## EXERCISE TASK
Quote the entries that follow exactly, leaving none out.
--- Start of RECORD SET ---
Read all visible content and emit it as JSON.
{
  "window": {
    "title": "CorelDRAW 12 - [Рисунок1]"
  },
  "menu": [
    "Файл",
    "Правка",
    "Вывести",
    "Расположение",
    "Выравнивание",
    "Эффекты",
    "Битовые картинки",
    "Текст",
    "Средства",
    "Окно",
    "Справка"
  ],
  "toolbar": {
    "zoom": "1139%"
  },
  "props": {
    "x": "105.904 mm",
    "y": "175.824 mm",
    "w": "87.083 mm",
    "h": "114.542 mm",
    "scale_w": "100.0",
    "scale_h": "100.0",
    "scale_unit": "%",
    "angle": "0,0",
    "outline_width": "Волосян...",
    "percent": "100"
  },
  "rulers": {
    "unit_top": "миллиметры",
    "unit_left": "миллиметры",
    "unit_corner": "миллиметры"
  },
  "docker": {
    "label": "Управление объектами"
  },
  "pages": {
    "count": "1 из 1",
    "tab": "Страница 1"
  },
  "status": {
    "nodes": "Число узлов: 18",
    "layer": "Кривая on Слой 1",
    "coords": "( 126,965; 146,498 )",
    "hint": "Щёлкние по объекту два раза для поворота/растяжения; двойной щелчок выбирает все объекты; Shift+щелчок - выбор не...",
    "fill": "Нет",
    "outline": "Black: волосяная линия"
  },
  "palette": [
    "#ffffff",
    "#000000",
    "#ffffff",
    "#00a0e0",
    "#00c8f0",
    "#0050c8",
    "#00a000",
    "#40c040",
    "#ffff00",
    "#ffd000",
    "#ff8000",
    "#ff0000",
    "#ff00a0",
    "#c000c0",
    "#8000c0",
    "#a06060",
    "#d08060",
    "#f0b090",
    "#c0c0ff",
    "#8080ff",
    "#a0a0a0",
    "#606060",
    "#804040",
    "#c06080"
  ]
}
--- End of RECORD SET ---
## RESULT
Read all visible content and emit it as JSON.
{
  "window": {
    "title": "CorelDRAW 12 - [Рисунок1]"
  },
  "menu": [
    "Файл",
    "Правка",
    "Вывести",
    "Расположение",
    "Выравнивание",
    "Эффекты",
    "Битовые картинки",
    "Текст",
    "Средства",
    "Окно",
    "Справка"
  ],
  "toolbar": {
    "zoom": "1139%"
  },
  "props": {
    "x": "105.904 mm",
    "y": "175.824 mm",
    "w": "87.083 mm",
    "h": "114.542 mm",
    "scale_w": "100.0",
    "scale_h": "100.0",
    "scale_unit": "%",
    "angle": "0,0",
    "outline_width": "Волосян...",
    "percent": "100"
  },
  "rulers": {
    "unit_top": "миллиметры",
    "unit_left": "миллиметры",
    "unit_corner": "миллиметры"
  },
  "docker": {
    "label": "Управление объектами"
  },
  "pages": {
    "count": "1 из 1",
    "tab": "Страница 1"
  },
  "status": {
    "nodes": "Число узлов: 18",
    "layer": "Кривая on Слой 1",
    "coords": "( 126,965; 146,498 )",
    "hint": "Щёлкние по объекту два раза для поворота/растяжения; двойной щелчок выбирает все объекты; Shift+щелчок - выбор не...",
    "fill": "Нет",
    "outline": "Black: волосяная линия"
  },
  "palette": [
    "#ffffff",
    "#000000",
    "#ffffff",
    "#00a0e0",
    "#00c8f0",
    "#0050c8",
    "#00a000",
    "#40c040",
    "#ffff00",
    "#ffd000",
    "#ff8000",
    "#ff0000",
    "#ff00a0",
    "#c000c0",
    "#8000c0",
    "#a06060",
    "#d08060",
    "#f0b090",
    "#c0c0ff",
    "#8080ff",
    "#a0a0a0",
    "#606060",
    "#804040",
    "#c06080"
  ]
}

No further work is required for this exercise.